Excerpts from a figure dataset
>>>

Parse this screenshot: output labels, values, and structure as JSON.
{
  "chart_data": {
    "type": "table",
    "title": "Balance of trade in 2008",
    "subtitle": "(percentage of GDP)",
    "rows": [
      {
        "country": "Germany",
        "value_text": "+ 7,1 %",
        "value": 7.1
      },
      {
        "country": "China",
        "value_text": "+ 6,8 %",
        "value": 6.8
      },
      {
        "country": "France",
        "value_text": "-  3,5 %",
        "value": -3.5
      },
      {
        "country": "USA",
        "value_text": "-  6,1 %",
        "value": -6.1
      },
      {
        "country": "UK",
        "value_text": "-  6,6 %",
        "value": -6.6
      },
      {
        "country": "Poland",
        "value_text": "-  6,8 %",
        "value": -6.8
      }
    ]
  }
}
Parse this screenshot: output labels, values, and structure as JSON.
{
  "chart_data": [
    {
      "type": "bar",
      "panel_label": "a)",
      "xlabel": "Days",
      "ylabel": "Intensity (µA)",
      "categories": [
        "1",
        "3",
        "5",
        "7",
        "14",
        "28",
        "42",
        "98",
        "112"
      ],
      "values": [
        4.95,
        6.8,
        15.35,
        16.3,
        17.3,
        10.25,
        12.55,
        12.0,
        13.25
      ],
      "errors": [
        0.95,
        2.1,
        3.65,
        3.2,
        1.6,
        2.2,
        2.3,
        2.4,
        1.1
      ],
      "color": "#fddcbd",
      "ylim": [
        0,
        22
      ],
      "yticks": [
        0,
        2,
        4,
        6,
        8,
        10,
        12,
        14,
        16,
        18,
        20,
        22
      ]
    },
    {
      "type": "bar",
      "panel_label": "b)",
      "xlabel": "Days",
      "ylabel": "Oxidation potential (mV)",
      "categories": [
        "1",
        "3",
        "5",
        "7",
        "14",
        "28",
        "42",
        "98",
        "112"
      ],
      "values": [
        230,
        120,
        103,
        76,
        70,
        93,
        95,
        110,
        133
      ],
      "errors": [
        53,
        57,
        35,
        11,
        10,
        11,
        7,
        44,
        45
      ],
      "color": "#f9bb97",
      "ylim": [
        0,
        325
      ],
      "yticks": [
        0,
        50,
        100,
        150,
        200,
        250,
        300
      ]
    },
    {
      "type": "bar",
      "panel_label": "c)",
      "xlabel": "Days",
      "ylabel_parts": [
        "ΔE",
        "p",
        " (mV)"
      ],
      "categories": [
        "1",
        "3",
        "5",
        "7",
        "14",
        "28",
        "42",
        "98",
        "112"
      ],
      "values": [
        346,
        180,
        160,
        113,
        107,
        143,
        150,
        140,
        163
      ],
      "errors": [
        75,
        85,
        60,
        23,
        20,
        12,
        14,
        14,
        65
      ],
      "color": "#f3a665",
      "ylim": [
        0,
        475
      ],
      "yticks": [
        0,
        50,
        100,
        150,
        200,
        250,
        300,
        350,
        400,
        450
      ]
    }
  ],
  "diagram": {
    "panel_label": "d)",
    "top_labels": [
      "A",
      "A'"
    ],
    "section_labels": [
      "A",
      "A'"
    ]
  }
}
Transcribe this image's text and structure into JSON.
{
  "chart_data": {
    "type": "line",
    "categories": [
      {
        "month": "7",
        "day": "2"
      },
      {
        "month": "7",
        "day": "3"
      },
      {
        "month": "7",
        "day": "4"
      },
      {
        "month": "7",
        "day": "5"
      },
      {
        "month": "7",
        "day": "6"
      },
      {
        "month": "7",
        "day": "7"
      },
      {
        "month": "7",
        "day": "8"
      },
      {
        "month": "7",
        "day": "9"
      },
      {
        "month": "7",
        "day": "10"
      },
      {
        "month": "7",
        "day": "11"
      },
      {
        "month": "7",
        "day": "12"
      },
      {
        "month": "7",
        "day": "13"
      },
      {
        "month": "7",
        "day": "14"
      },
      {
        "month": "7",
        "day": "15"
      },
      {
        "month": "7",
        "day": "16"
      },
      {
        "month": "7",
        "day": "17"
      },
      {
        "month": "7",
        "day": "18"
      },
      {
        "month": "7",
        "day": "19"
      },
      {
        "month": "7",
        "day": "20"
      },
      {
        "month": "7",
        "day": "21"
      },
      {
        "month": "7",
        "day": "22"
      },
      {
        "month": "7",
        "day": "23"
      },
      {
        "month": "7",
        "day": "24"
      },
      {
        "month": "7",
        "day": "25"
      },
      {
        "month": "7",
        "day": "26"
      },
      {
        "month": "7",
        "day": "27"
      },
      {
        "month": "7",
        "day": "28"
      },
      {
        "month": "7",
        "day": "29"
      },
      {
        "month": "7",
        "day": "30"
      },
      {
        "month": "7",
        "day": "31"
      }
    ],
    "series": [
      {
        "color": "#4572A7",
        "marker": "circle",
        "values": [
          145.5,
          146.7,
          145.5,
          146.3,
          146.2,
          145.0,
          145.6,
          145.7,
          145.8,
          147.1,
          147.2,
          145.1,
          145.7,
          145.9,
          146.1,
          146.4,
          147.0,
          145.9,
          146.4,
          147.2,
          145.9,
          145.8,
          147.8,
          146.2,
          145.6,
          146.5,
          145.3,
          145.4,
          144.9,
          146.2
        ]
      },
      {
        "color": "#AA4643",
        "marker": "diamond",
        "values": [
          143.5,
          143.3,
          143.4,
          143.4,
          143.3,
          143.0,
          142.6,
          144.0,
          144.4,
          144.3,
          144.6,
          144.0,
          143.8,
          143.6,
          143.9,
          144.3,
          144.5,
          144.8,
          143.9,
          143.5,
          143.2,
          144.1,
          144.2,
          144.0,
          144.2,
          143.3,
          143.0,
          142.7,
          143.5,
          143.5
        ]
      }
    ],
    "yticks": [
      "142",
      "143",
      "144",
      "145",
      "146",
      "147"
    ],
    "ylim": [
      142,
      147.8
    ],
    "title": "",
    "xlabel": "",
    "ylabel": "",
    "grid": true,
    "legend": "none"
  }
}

<<<

> _WHAT IS REQUIRED_
Recopy all the lines exactly as they appear.

> _OUTPUT OF THE EXERCISE_
Parse this screenshot: output labels, values, and structure as JSON.
{
  "chart_data": {
    "type": "table",
    "title": "Balance of trade in 2008",
    "subtitle": "(percentage of GDP)",
    "rows": [
      {
        "country": "Germany",
        "value_text": "+ 7,1 %",
        "value": 7.1
      },
      {
        "country": "China",
        "value_text": "+ 6,8 %",
        "value": 6.8
      },
      {
        "country": "France",
        "value_text": "-  3,5 %",
        "value": -3.5
      },
      {
        "country": "USA",
        "value_text": "-  6,1 %",
        "value": -6.1
      },
      {
        "country": "UK",
        "value_text": "-  6,6 %",
        "value": -6.6
      },
      {
        "country": "Poland",
        "value_text": "-  6,8 %",
        "value": -6.8
      }
    ]
  }
}
Parse this screenshot: output labels, values, and structure as JSON.
{
  "chart_data": [
    {
      "type": "bar",
      "panel_label": "a)",
      "xlabel": "Days",
      "ylabel": "Intensity (µA)",
      "categories": [
        "1",
        "3",
        "5",
        "7",
        "14",
        "28",
        "42",
        "98",
        "112"
      ],
      "values": [
        4.95,
        6.8,
        15.35,
        16.3,
        17.3,
        10.25,
        12.55,
        12.0,
        13.25
      ],
      "errors": [
        0.95,
        2.1,
        3.65,
        3.2,
        1.6,
        2.2,
        2.3,
        2.4,
        1.1
      ],
      "color": "#fddcbd",
      "ylim": [
        0,
        22
      ],
      "yticks": [
        0,
        2,
        4,
        6,
        8,
        10,
        12,
        14,
        16,
        18,
        20,
        22
      ]
    },
    {
      "type": "bar",
      "panel_label": "b)",
      "xlabel": "Days",
      "ylabel": "Oxidation potential (mV)",
      "categories": [
        "1",
        "3",
        "5",
        "7",
        "14",
        "28",
        "42",
        "98",
        "112"
      ],
      "values": [
        230,
        120,
        103,
        76,
        70,
        93,
        95,
        110,
        133
      ],
      "errors": [
        53,
        57,
        35,
        11,
        10,
        11,
        7,
        44,
        45
      ],
      "color": "#f9bb97",
      "ylim": [
        0,
        325
      ],
      "yticks": [
        0,
        50,
        100,
        150,
        200,
        250,
        300
      ]
    },
    {
      "type": "bar",
      "panel_label": "c)",
      "xlabel": "Days",
      "ylabel_parts": [
        "ΔE",
        "p",
        " (mV)"
      ],
      "categories": [
        "1",
        "3",
        "5",
        "7",
        "14",
        "28",
        "42",
        "98",
        "112"
      ],
      "values": [
        346,
        180,
        160,
        113,
        107,
        143,
        150,
        140,
        163
      ],
      "errors": [
        75,
        85,
        60,
        23,
        20,
        12,
        14,
        14,
        65
      ],
      "color": "#f3a665",
      "ylim": [
        0,
        475
      ],
      "yticks": [
        0,
        50,
        100,
        150,
        200,
        250,
        300,
        350,
        400,
        450
      ]
    }
  ],
  "diagram": {
    "panel_label": "d)",
    "top_labels": [
      "A",
      "A'"
    ],
    "section_labels": [
      "A",
      "A'"
    ]
  }
}
Transcribe this image's text and structure into JSON.
{
  "chart_data": {
    "type": "line",
    "categories": [
      {
        "month": "7",
        "day": "2"
      },
      {
        "month": "7",
        "day": "3"
      },
      {
        "month": "7",
        "day": "4"
      },
      {
        "month": "7",
        "day": "5"
      },
      {
        "month": "7",
        "day": "6"
      },
      {
        "month": "7",
        "day": "7"
      },
      {
        "month": "7",
        "day": "8"
      },
      {
        "month": "7",
        "day": "9"
      },
      {
        "month": "7",
        "day": "10"
      },
      {
        "month": "7",
        "day": "11"
      },
      {
        "month": "7",
        "day": "12"
      },
      {
        "month": "7",
        "day": "13"
      },
      {
        "month": "7",
        "day": "14"
      },
      {
        "month": "7",
        "day": "15"
      },
      {
        "month": "7",
        "day": "16"
      },
      {
        "month": "7",
        "day": "17"
      },
      {
        "month": "7",
        "day": "18"
      },
      {
        "month": "7",
        "day": "19"
      },
      {
        "month": "7",
        "day": "20"
      },
      {
        "month": "7",
        "day": "21"
      },
      {
        "month": "7",
        "day": "22"
      },
      {
        "month": "7",
        "day": "23"
      },
      {
        "month": "7",
        "day": "24"
      },
      {
        "month": "7",
        "day": "25"
      },
      {
        "month": "7",
        "day": "26"
      },
      {
        "month": "7",
        "day": "27"
      },
      {
        "month": "7",
        "day": "28"
      },
      {
        "month": "7",
        "day": "29"
      },
      {
        "month": "7",
        "day": "30"
      },
      {
        "month": "7",
        "day": "31"
      }
    ],
    "series": [
      {
        "color": "#4572A7",
        "marker": "circle",
        "values": [
          145.5,
          146.7,
          145.5,
          146.3,
          146.2,
          145.0,
          145.6,
          145.7,
          145.8,
          147.1,
          147.2,
          145.1,
          145.7,
          145.9,
          146.1,
          146.4,
          147.0,
          145.9,
          146.4,
          147.2,
          145.9,
          145.8,
          147.8,
          146.2,
          145.6,
          146.5,
          145.3,
          145.4,
          144.9,
          146.2
        ]
      },
      {
        "color": "#AA4643",
        "marker": "diamond",
        "values": [
          143.5,
          143.3,
          143.4,
          143.4,
          143.3,
          143.0,
          142.6,
          144.0,
          144.4,
          144.3,
          144.6,
          144.0,
          143.8,
          143.6,
          143.9,
          144.3,
          144.5,
          144.8,
          143.9,
          143.5,
          143.2,
          144.1,
          144.2,
          144.0,
          144.2,
          143.3,
          143.0,
          142.7,
          143.5,
          143.5
        ]
      }
    ],
    "yticks": [
      "142",
      "143",
      "144",
      "145",
      "146",
      "147"
    ],
    "ylim": [
      142,
      147.8
    ],
    "title": "",
    "xlabel": "",
    "ylabel": "",
    "grid": true,
    "legend": "none"
  }
}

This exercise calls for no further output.